» **Rows**:
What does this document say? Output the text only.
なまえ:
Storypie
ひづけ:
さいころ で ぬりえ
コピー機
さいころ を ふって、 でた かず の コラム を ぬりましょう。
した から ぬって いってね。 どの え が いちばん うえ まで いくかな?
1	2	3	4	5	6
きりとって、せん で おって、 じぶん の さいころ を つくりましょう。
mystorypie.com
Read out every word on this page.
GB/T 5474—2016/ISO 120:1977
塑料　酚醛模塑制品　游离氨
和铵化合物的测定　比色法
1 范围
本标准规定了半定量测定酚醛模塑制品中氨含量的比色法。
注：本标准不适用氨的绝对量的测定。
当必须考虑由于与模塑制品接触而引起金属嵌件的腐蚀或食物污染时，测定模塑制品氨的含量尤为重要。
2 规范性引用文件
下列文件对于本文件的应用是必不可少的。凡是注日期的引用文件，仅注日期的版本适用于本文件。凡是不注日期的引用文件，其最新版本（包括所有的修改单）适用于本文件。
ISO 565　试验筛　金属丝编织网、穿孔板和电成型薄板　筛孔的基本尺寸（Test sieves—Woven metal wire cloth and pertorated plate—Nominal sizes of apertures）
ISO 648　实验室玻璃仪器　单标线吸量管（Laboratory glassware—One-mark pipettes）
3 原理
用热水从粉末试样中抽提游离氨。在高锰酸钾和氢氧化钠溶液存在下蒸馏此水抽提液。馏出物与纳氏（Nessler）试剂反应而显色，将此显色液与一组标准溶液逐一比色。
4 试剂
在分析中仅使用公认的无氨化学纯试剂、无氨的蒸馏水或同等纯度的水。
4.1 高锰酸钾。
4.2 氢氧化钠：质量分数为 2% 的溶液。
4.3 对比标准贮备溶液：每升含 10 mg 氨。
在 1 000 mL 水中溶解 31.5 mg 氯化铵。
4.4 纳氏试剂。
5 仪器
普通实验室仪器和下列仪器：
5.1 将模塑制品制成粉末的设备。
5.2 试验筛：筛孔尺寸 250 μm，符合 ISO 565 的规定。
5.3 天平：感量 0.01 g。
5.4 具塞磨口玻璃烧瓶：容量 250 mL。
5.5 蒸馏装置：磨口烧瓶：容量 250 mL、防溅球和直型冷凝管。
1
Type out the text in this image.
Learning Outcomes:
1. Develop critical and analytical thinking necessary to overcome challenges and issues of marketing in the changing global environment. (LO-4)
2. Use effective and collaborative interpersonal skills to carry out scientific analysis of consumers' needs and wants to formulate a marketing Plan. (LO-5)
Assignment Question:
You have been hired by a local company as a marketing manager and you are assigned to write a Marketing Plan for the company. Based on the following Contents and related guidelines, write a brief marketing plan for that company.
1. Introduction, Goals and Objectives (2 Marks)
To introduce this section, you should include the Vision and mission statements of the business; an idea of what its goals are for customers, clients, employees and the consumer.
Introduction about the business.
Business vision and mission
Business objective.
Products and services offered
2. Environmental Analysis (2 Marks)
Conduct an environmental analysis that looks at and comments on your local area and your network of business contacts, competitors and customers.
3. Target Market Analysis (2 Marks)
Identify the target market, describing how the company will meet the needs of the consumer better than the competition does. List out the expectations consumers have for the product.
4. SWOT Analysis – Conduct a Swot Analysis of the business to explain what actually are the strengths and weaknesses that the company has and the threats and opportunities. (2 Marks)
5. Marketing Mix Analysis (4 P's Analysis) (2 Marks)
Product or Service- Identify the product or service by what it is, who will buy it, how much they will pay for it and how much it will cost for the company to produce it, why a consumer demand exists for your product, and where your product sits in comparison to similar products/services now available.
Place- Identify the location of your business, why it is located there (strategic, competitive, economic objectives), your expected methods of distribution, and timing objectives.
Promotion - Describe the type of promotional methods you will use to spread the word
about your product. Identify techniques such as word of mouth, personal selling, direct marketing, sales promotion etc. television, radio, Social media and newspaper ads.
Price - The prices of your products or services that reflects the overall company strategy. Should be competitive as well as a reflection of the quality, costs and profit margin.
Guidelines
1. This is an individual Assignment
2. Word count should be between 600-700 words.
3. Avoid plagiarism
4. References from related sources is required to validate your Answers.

» **Task to complete**: Reproduce the material precisely, including every line.

» **Complete answer**:
What does this document say? Output the text only.
なまえ:
Storypie
ひづけ:
さいころ で ぬりえ
コピー機
さいころ を ふって、 でた かず の コラム を ぬりましょう。
した から ぬって いってね。 どの え が いちばん うえ まで いくかな?
1	2	3	4	5	6
きりとって、せん で おって、 じぶん の さいころ を つくりましょう。
mystorypie.com
Read out every word on this page.
GB/T 5474—2016/ISO 120:1977
塑料　酚醛模塑制品　游离氨
和铵化合物的测定　比色法
1 范围
本标准规定了半定量测定酚醛模塑制品中氨含量的比色法。
注：本标准不适用氨的绝对量的测定。
当必须考虑由于与模塑制品接触而引起金属嵌件的腐蚀或食物污染时，测定模塑制品氨的含量尤为重要。
2 规范性引用文件
下列文件对于本文件的应用是必不可少的。凡是注日期的引用文件，仅注日期的版本适用于本文件。凡是不注日期的引用文件，其最新版本（包括所有的修改单）适用于本文件。
ISO 565　试验筛　金属丝编织网、穿孔板和电成型薄板　筛孔的基本尺寸（Test sieves—Woven metal wire cloth and pertorated plate—Nominal sizes of apertures）
ISO 648　实验室玻璃仪器　单标线吸量管（Laboratory glassware—One-mark pipettes）
3 原理
用热水从粉末试样中抽提游离氨。在高锰酸钾和氢氧化钠溶液存在下蒸馏此水抽提液。馏出物与纳氏（Nessler）试剂反应而显色，将此显色液与一组标准溶液逐一比色。
4 试剂
在分析中仅使用公认的无氨化学纯试剂、无氨的蒸馏水或同等纯度的水。
4.1 高锰酸钾。
4.2 氢氧化钠：质量分数为 2% 的溶液。
4.3 对比标准贮备溶液：每升含 10 mg 氨。
在 1 000 mL 水中溶解 31.5 mg 氯化铵。
4.4 纳氏试剂。
5 仪器
普通实验室仪器和下列仪器：
5.1 将模塑制品制成粉末的设备。
5.2 试验筛：筛孔尺寸 250 μm，符合 ISO 565 的规定。
5.3 天平：感量 0.01 g。
5.4 具塞磨口玻璃烧瓶：容量 250 mL。
5.5 蒸馏装置：磨口烧瓶：容量 250 mL、防溅球和直型冷凝管。
1
Type out the text in this image.
Learning Outcomes:
1. Develop critical and analytical thinking necessary to overcome challenges and issues of marketing in the changing global environment. (LO-4)
2. Use effective and collaborative interpersonal skills to carry out scientific analysis of consumers' needs and wants to formulate a marketing Plan. (LO-5)
Assignment Question:
You have been hired by a local company as a marketing manager and you are assigned to write a Marketing Plan for the company. Based on the following Contents and related guidelines, write a brief marketing plan for that company.
1. Introduction, Goals and Objectives (2 Marks)
To introduce this section, you should include the Vision and mission statements of the business; an idea of what its goals are for customers, clients, employees and the consumer.
Introduction about the business.
Business vision and mission
Business objective.
Products and services offered
2. Environmental Analysis (2 Marks)
Conduct an environmental analysis that looks at and comments on your local area and your network of business contacts, competitors and customers.
3. Target Market Analysis (2 Marks)
Identify the target market, describing how the company will meet the needs of the consumer better than the competition does. List out the expectations consumers have for the product.
4. SWOT Analysis – Conduct a Swot Analysis of the business to explain what actually are the strengths and weaknesses that the company has and the threats and opportunities. (2 Marks)
5. Marketing Mix Analysis (4 P's Analysis) (2 Marks)
Product or Service- Identify the product or service by what it is, who will buy it, how much they will pay for it and how much it will cost for the company to produce it, why a consumer demand exists for your product, and where your product sits in comparison to similar products/services now available.
Place- Identify the location of your business, why it is located there (strategic, competitive, economic objectives), your expected methods of distribution, and timing objectives.
Promotion - Describe the type of promotional methods you will use to spread the word
about your product. Identify techniques such as word of mouth, personal selling, direct marketing, sales promotion etc. television, radio, Social media and newspaper ads.
Price - The prices of your products or services that reflects the overall company strategy. Should be competitive as well as a reflection of the quality, costs and profit margin.
Guidelines
1. This is an individual Assignment
2. Word count should be between 600-700 words.
3. Avoid plagiarism
4. References from related sources is required to validate your Answers.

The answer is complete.